• Problem requirements: Extract the records below word for word and ignore the images.

(Records from a dataset)
● ● ● ●

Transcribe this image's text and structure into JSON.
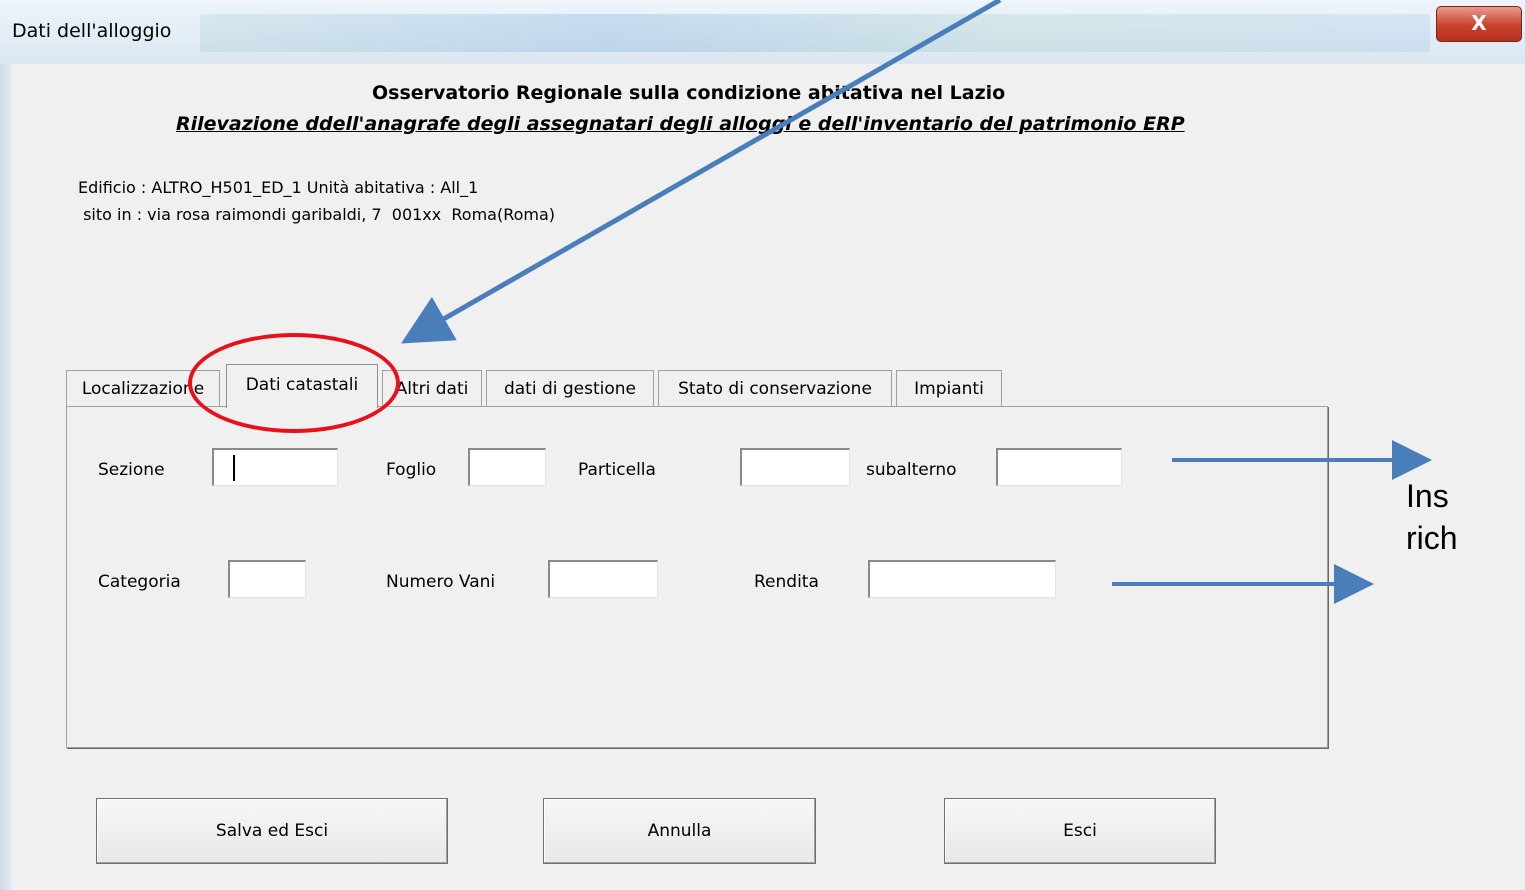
{
  "window": {
    "title": "Dati dell'alloggio",
    "close_glyph": "X"
  },
  "header": {
    "title": "Osservatorio Regionale sulla condizione abitativa nel Lazio",
    "subtitle": "Rilevazione ddell'anagrafe degli assegnatari degli alloggi e dell'inventario del patrimonio ERP"
  },
  "info": {
    "line1": "Edificio : ALTRO_H501_ED_1 Unità abitativa : All_1",
    "line2": " sito in : via rosa raimondi garibaldi, 7  001xx  Roma(Roma)"
  },
  "tabs": [
    {
      "label": "Localizzazione",
      "active": false
    },
    {
      "label": "Dati catastali",
      "active": true
    },
    {
      "label": "Altri dati",
      "active": false
    },
    {
      "label": "dati di gestione",
      "active": false
    },
    {
      "label": "Stato di conservazione",
      "active": false
    },
    {
      "label": "Impianti",
      "active": false
    }
  ],
  "form": {
    "sezione": {
      "label": "Sezione",
      "value": ""
    },
    "foglio": {
      "label": "Foglio",
      "value": ""
    },
    "particella": {
      "label": "Particella",
      "value": ""
    },
    "subalterno": {
      "label": "subalterno",
      "value": ""
    },
    "categoria": {
      "label": "Categoria",
      "value": ""
    },
    "numero_vani": {
      "label": "Numero Vani",
      "value": ""
    },
    "rendita": {
      "label": "Rendita",
      "value": ""
    }
  },
  "buttons": {
    "save": "Salva ed Esci",
    "cancel": "Annulla",
    "exit": "Esci"
  },
  "annotations": {
    "note_line1": "Ins",
    "note_line2": "rich",
    "arrow_color": "#4a7ebb",
    "highlight_color": "#e8101a"
  }
}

● ● ● ●

• Output for this task:
Transcribe this image's text and structure into JSON.
{
  "window": {
    "title": "Dati dell'alloggio",
    "close_glyph": "X"
  },
  "header": {
    "title": "Osservatorio Regionale sulla condizione abitativa nel Lazio",
    "subtitle": "Rilevazione ddell'anagrafe degli assegnatari degli alloggi e dell'inventario del patrimonio ERP"
  },
  "info": {
    "line1": "Edificio : ALTRO_H501_ED_1 Unità abitativa : All_1",
    "line2": " sito in : via rosa raimondi garibaldi, 7  001xx  Roma(Roma)"
  },
  "tabs": [
    {
      "label": "Localizzazione",
      "active": false
    },
    {
      "label": "Dati catastali",
      "active": true
    },
    {
      "label": "Altri dati",
      "active": false
    },
    {
      "label": "dati di gestione",
      "active": false
    },
    {
      "label": "Stato di conservazione",
      "active": false
    },
    {
      "label": "Impianti",
      "active": false
    }
  ],
  "form": {
    "sezione": {
      "label": "Sezione",
      "value": ""
    },
    "foglio": {
      "label": "Foglio",
      "value": ""
    },
    "particella": {
      "label": "Particella",
      "value": ""
    },
    "subalterno": {
      "label": "subalterno",
      "value": ""
    },
    "categoria": {
      "label": "Categoria",
      "value": ""
    },
    "numero_vani": {
      "label": "Numero Vani",
      "value": ""
    },
    "rendita": {
      "label": "Rendita",
      "value": ""
    }
  },
  "buttons": {
    "save": "Salva ed Esci",
    "cancel": "Annulla",
    "exit": "Esci"
  },
  "annotations": {
    "note_line1": "Ins",
    "note_line2": "rich",
    "arrow_color": "#4a7ebb",
    "highlight_color": "#e8101a"
  }
}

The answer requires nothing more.